→ **TASK OBJECTIVE**: Carry none of the pictures over; write out the complete data exactly.

(Figure content listings)
━━━━
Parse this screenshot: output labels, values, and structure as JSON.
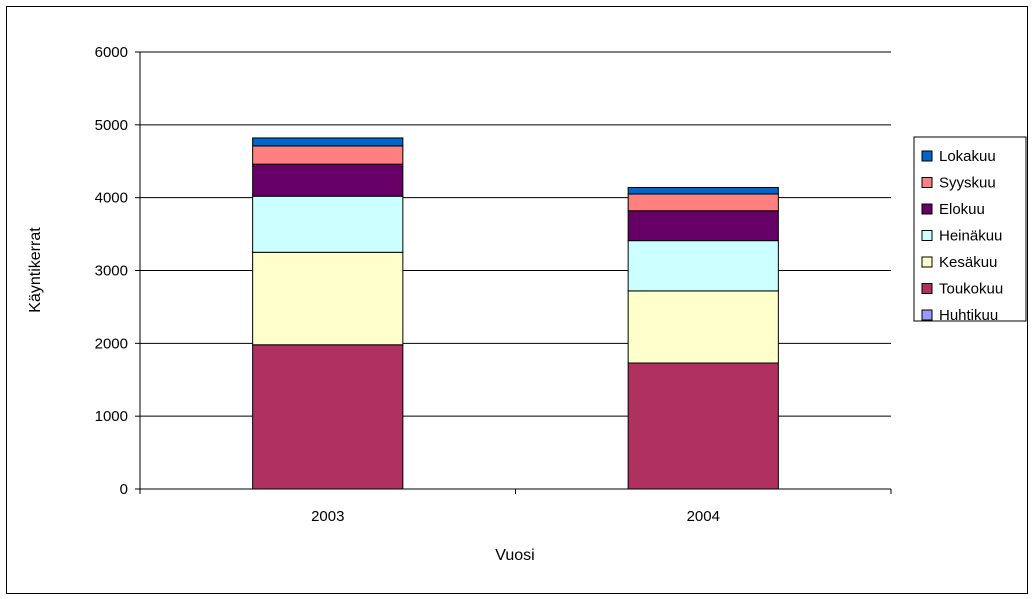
{
  "chart_data": {
    "type": "bar",
    "stacked": true,
    "categories": [
      "2003",
      "2004"
    ],
    "series": [
      {
        "name": "Huhtikuu",
        "color": "#9999FF",
        "values": [
          0,
          0
        ]
      },
      {
        "name": "Toukokuu",
        "color": "#B03060",
        "values": [
          1980,
          1730
        ]
      },
      {
        "name": "Kesäkuu",
        "color": "#FFFFCC",
        "values": [
          1270,
          990
        ]
      },
      {
        "name": "Heinäkuu",
        "color": "#CCFFFF",
        "values": [
          770,
          690
        ]
      },
      {
        "name": "Elokuu",
        "color": "#660066",
        "values": [
          440,
          410
        ]
      },
      {
        "name": "Syyskuu",
        "color": "#FF8080",
        "values": [
          250,
          230
        ]
      },
      {
        "name": "Lokakuu",
        "color": "#0066CC",
        "values": [
          110,
          90
        ]
      }
    ],
    "xlabel": "Vuosi",
    "ylabel": "Käyntikerrat",
    "ylim": [
      0,
      6000
    ],
    "yticks": [
      0,
      1000,
      2000,
      3000,
      4000,
      5000,
      6000
    ],
    "grid": true,
    "legend_position": "right",
    "legend_order": [
      "Lokakuu",
      "Syyskuu",
      "Elokuu",
      "Heinäkuu",
      "Kesäkuu",
      "Toukokuu",
      "Huhtikuu"
    ]
  }
}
━━━━
→ **WRITTEN REPLY**:
Parse this screenshot: output labels, values, and structure as JSON.
{
  "chart_data": {
    "type": "bar",
    "stacked": true,
    "categories": [
      "2003",
      "2004"
    ],
    "series": [
      {
        "name": "Huhtikuu",
        "color": "#9999FF",
        "values": [
          0,
          0
        ]
      },
      {
        "name": "Toukokuu",
        "color": "#B03060",
        "values": [
          1980,
          1730
        ]
      },
      {
        "name": "Kesäkuu",
        "color": "#FFFFCC",
        "values": [
          1270,
          990
        ]
      },
      {
        "name": "Heinäkuu",
        "color": "#CCFFFF",
        "values": [
          770,
          690
        ]
      },
      {
        "name": "Elokuu",
        "color": "#660066",
        "values": [
          440,
          410
        ]
      },
      {
        "name": "Syyskuu",
        "color": "#FF8080",
        "values": [
          250,
          230
        ]
      },
      {
        "name": "Lokakuu",
        "color": "#0066CC",
        "values": [
          110,
          90
        ]
      }
    ],
    "xlabel": "Vuosi",
    "ylabel": "Käyntikerrat",
    "ylim": [
      0,
      6000
    ],
    "yticks": [
      0,
      1000,
      2000,
      3000,
      4000,
      5000,
      6000
    ],
    "grid": true,
    "legend_position": "right",
    "legend_order": [
      "Lokakuu",
      "Syyskuu",
      "Elokuu",
      "Heinäkuu",
      "Kesäkuu",
      "Toukokuu",
      "Huhtikuu"
    ]
  }
}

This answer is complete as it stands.